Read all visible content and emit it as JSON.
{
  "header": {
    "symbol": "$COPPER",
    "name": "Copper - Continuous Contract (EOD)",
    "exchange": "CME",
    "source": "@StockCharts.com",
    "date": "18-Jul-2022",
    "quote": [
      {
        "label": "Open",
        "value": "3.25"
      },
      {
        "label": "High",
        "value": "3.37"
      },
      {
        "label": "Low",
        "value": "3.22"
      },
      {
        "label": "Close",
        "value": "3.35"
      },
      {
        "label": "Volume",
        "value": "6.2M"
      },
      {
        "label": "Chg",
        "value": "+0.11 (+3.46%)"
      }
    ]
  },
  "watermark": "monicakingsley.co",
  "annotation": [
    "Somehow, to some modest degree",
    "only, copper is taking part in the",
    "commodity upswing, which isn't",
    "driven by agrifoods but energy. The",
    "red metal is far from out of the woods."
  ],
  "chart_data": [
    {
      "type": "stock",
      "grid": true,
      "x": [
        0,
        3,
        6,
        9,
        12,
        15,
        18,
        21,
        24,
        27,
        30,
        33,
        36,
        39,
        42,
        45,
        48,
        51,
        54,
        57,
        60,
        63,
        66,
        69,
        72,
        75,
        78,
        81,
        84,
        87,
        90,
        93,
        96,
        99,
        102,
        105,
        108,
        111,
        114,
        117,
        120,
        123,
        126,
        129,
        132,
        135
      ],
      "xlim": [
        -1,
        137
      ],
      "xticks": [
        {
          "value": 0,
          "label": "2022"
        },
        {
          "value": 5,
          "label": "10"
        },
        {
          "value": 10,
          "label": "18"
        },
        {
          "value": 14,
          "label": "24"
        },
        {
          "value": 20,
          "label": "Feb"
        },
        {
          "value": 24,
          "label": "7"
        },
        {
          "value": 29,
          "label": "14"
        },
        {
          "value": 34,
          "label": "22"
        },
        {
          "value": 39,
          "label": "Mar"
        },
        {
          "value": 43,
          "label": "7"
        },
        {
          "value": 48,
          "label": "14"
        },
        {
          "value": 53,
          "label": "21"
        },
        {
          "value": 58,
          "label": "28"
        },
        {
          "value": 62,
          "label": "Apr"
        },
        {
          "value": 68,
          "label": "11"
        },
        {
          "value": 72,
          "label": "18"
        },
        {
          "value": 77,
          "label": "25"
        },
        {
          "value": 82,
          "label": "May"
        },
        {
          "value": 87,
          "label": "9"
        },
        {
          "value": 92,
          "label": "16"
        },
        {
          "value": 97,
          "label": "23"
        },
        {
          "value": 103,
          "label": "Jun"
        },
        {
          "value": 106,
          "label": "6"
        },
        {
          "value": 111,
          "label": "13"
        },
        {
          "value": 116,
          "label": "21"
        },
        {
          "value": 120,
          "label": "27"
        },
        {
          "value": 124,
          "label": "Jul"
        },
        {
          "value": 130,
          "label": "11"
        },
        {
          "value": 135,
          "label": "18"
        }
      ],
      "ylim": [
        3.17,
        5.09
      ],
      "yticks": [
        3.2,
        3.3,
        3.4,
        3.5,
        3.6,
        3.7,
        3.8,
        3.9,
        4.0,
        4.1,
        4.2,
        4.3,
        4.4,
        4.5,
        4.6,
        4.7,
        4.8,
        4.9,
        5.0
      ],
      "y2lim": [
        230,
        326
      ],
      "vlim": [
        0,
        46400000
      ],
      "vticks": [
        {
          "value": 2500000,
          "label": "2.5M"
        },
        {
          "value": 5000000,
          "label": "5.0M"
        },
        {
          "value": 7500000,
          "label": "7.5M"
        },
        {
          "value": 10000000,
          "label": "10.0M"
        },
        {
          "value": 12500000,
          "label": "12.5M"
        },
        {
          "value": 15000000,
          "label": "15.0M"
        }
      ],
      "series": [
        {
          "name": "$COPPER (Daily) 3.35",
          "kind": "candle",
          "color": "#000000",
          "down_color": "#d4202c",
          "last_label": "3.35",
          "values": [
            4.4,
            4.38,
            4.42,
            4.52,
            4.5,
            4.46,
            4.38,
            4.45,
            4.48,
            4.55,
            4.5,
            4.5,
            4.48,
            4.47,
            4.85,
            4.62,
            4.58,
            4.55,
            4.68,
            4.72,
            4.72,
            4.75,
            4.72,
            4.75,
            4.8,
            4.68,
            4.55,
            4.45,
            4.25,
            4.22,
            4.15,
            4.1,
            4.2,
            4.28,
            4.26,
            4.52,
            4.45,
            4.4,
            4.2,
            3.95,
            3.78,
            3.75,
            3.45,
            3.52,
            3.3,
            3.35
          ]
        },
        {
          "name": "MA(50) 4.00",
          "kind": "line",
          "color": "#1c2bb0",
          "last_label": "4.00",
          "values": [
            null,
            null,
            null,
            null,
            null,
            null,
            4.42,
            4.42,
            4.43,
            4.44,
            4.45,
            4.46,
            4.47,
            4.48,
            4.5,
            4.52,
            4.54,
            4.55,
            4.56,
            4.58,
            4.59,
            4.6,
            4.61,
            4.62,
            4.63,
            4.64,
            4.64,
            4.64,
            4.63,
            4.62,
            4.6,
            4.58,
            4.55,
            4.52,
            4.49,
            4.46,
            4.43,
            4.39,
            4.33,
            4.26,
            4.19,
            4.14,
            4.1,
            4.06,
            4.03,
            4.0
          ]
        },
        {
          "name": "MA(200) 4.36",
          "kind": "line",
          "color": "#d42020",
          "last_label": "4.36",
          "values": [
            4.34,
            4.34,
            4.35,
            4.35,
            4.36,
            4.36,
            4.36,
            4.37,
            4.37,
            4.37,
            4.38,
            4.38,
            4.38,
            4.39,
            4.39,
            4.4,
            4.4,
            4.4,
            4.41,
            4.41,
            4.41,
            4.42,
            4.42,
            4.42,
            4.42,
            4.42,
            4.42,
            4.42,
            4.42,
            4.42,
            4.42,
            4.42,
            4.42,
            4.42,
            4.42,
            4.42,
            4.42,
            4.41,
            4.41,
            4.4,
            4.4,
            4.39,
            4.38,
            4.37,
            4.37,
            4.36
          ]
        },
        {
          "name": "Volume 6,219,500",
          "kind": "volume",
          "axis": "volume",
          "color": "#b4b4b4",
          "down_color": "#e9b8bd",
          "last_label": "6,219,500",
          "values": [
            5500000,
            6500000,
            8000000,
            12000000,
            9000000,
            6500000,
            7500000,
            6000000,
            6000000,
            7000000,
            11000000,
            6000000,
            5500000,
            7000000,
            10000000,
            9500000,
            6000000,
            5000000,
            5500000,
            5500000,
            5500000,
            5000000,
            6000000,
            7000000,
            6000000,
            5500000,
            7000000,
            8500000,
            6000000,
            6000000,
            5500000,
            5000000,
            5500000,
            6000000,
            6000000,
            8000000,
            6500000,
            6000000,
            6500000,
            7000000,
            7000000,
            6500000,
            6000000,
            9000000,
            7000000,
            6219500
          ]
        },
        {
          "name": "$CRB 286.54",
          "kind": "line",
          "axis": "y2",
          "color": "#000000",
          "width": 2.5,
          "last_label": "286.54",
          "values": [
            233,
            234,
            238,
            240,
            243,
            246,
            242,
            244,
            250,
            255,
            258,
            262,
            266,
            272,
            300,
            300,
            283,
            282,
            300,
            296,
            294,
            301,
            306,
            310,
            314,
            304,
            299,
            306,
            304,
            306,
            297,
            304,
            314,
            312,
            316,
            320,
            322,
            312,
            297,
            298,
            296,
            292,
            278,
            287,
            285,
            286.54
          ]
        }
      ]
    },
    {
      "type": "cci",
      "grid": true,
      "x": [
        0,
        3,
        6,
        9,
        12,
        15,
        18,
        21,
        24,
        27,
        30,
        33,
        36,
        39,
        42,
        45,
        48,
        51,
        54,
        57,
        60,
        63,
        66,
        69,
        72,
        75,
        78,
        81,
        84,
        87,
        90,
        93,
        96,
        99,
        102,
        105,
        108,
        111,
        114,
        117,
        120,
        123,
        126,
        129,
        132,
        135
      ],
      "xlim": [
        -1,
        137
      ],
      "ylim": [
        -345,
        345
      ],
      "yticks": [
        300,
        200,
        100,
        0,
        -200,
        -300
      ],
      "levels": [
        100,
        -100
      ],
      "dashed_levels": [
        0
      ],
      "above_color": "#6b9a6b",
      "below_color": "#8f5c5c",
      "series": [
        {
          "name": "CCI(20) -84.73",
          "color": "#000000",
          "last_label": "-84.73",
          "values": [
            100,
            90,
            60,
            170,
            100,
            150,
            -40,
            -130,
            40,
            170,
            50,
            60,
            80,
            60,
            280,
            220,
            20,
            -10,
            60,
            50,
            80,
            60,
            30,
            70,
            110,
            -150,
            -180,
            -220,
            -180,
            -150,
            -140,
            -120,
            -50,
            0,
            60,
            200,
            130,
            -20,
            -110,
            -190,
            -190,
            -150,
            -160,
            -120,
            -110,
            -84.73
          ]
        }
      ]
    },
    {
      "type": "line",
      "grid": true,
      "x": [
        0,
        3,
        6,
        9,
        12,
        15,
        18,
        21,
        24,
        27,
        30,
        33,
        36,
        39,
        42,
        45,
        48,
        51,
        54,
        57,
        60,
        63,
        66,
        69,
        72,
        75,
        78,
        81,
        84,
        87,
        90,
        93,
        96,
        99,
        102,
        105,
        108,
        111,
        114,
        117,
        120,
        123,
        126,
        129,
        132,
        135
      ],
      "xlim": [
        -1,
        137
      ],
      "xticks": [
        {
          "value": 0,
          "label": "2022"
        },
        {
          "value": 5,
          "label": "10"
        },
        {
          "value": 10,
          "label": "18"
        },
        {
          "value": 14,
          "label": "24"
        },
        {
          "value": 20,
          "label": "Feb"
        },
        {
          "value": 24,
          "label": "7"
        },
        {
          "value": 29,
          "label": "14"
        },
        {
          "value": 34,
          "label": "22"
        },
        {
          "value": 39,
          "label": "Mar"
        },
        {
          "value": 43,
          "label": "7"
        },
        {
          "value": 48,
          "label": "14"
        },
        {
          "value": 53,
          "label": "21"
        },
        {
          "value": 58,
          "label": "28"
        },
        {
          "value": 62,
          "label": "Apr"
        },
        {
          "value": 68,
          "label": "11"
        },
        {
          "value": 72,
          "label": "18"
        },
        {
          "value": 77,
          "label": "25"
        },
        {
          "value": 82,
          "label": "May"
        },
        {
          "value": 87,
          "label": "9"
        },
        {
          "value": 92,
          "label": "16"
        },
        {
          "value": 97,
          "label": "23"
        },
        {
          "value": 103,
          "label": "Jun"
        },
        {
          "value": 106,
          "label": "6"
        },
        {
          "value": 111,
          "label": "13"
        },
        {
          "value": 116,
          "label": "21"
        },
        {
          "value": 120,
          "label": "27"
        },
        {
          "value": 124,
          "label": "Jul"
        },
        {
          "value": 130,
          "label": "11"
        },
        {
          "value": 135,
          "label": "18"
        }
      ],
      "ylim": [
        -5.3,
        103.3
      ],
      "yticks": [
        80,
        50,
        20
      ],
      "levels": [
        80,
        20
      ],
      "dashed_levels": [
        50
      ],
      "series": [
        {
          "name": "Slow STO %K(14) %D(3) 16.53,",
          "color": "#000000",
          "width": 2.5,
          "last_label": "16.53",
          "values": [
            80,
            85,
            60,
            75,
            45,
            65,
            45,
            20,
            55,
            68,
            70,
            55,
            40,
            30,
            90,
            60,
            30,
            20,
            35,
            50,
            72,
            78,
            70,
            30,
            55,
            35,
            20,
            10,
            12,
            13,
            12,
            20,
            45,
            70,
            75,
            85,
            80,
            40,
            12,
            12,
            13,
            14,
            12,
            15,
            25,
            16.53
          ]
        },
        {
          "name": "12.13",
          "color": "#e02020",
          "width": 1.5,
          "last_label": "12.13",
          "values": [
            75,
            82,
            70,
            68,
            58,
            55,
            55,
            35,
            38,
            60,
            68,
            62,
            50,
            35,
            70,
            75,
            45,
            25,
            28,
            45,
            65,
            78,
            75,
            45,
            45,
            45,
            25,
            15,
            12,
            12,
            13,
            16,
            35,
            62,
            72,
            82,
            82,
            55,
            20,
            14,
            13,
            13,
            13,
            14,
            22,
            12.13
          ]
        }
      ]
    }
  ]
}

--------------------------------

> [WRITTEN PROBLEM] How many lines of the listing include the string "name"? Answer with the number alone.

> [WORKED SOLUTION] 9